— start Information provided —

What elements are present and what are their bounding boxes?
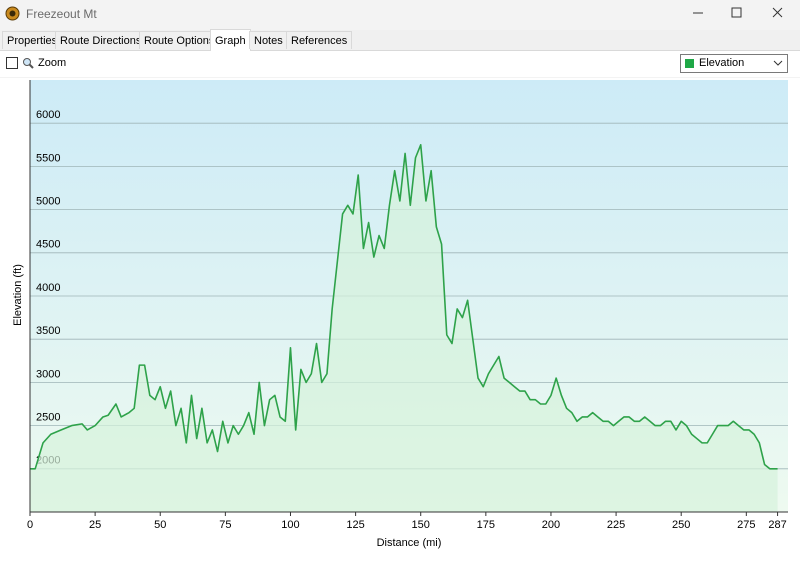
tab[interactable]: Graph (210, 29, 251, 51)
zoom-icon (23, 58, 31, 66)
tab[interactable]: Route Options (139, 31, 220, 49)
elevation-line (30, 144, 778, 470)
title-bar: Freezeout Mt (0, 0, 800, 28)
zoom-checkbox[interactable] (6, 57, 18, 69)
tab[interactable]: Notes (249, 31, 288, 49)
y-tick-label: 5000 (36, 196, 60, 208)
x-tick-label: 200 (542, 519, 560, 531)
y-tick-label: 4000 (36, 282, 60, 294)
x-tick-label: 175 (477, 519, 495, 531)
x-tick-label: 100 (281, 519, 299, 531)
tab[interactable]: Properties (2, 31, 63, 49)
x-tick-label: 50 (154, 519, 166, 531)
y-tick-label: 5500 (36, 152, 60, 164)
x-tick-label: 0 (27, 519, 33, 531)
toolbar: Zoom Elevation (0, 51, 800, 77)
dropdown-arrow (773, 60, 783, 66)
zoom-controls (6, 57, 34, 69)
zoom-label[interactable]: Zoom (38, 57, 67, 69)
y-tick-label: 6000 (36, 109, 60, 121)
y-tick-label: 2500 (36, 412, 60, 424)
window-title: Freezeout Mt (26, 7, 97, 21)
tab-strip: Properties Route Directions Route Option… (0, 29, 800, 51)
x-tick-label: 225 (607, 519, 625, 531)
window-controls (693, 7, 783, 18)
x-tick-label: 125 (346, 519, 364, 531)
color-swatch (685, 59, 694, 68)
maximize-button[interactable] (731, 7, 742, 18)
tab[interactable]: References (286, 31, 353, 49)
x-tick-label: 75 (219, 519, 231, 531)
area-fill (30, 144, 778, 513)
y-tick-label: 3000 (36, 368, 60, 380)
y-axis-label: Elevation (ft) (12, 264, 24, 326)
y-tick-label: 4500 (36, 239, 60, 251)
x-axis-label: Distance (mi) (377, 537, 442, 549)
tab[interactable]: Route Directions (55, 31, 147, 49)
x-tick-label: 250 (672, 519, 690, 531)
close-button[interactable] (772, 7, 783, 18)
chart: Distance (mi) Elevation (ft) 200 0 2500 300… (0, 78, 800, 561)
x-tick-label: 275 (737, 519, 755, 531)
metric-dropdown[interactable]: Elevation (680, 54, 788, 73)
x-tick-label: 287 (768, 519, 786, 531)
x-tick-label: 150 (412, 519, 430, 531)
x-tick-label: 25 (89, 519, 101, 531)
app-icon (5, 6, 20, 21)
dropdown-value: Elevation (699, 57, 745, 69)
y-tick-label: 3500 (36, 325, 60, 337)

— end Information provided —

### What is asked
Update the records above by changing every "Distance (mi)" to "Distance (km)" and keeping everything else the same, and leave the pictures out of your answer.

### Answer to this exercise
What elements are present and what are their bounding boxes?
tab[interactable]: Graph (210, 29, 251, 51)
zoom-icon (23, 58, 31, 66)
tab[interactable]: Route Options (139, 31, 220, 49)
elevation-line (30, 144, 778, 470)
title-bar: Freezeout Mt (0, 0, 800, 28)
zoom-checkbox[interactable] (6, 57, 18, 69)
tab[interactable]: Notes (249, 31, 288, 49)
y-tick-label: 5000 (36, 196, 60, 208)
x-tick-label: 200 (542, 519, 560, 531)
y-tick-label: 4000 (36, 282, 60, 294)
x-tick-label: 175 (477, 519, 495, 531)
x-tick-label: 100 (281, 519, 299, 531)
tab[interactable]: Properties (2, 31, 63, 49)
x-tick-label: 50 (154, 519, 166, 531)
y-tick-label: 5500 (36, 152, 60, 164)
x-tick-label: 0 (27, 519, 33, 531)
toolbar: Zoom Elevation (0, 51, 800, 77)
dropdown-arrow (773, 60, 783, 66)
zoom-controls (6, 57, 34, 69)
zoom-label[interactable]: Zoom (38, 57, 67, 69)
y-tick-label: 6000 (36, 109, 60, 121)
y-tick-label: 2500 (36, 412, 60, 424)
window-title: Freezeout Mt (26, 7, 97, 21)
tab-strip: Properties Route Directions Route Option… (0, 29, 800, 51)
x-tick-label: 225 (607, 519, 625, 531)
window-controls (693, 7, 783, 18)
x-tick-label: 125 (346, 519, 364, 531)
color-swatch (685, 59, 694, 68)
maximize-button[interactable] (731, 7, 742, 18)
tab[interactable]: References (286, 31, 353, 49)
x-tick-label: 75 (219, 519, 231, 531)
area-fill (30, 144, 778, 513)
y-tick-label: 3000 (36, 368, 60, 380)
y-axis-label: Elevation (ft) (12, 264, 24, 326)
y-tick-label: 4500 (36, 239, 60, 251)
x-axis-label: Distance (km) (377, 537, 442, 549)
tab[interactable]: Route Directions (55, 31, 147, 49)
x-tick-label: 250 (672, 519, 690, 531)
close-button[interactable] (772, 7, 783, 18)
chart: Distance (km) Elevation (ft) 200 0 2500 300… (0, 78, 800, 561)
x-tick-label: 275 (737, 519, 755, 531)
metric-dropdown[interactable]: Elevation (680, 54, 788, 73)
x-tick-label: 287 (768, 519, 786, 531)
x-tick-label: 150 (412, 519, 430, 531)
x-tick-label: 25 (89, 519, 101, 531)
app-icon (5, 6, 20, 21)
dropdown-value: Elevation (699, 57, 745, 69)
y-tick-label: 3500 (36, 325, 60, 337)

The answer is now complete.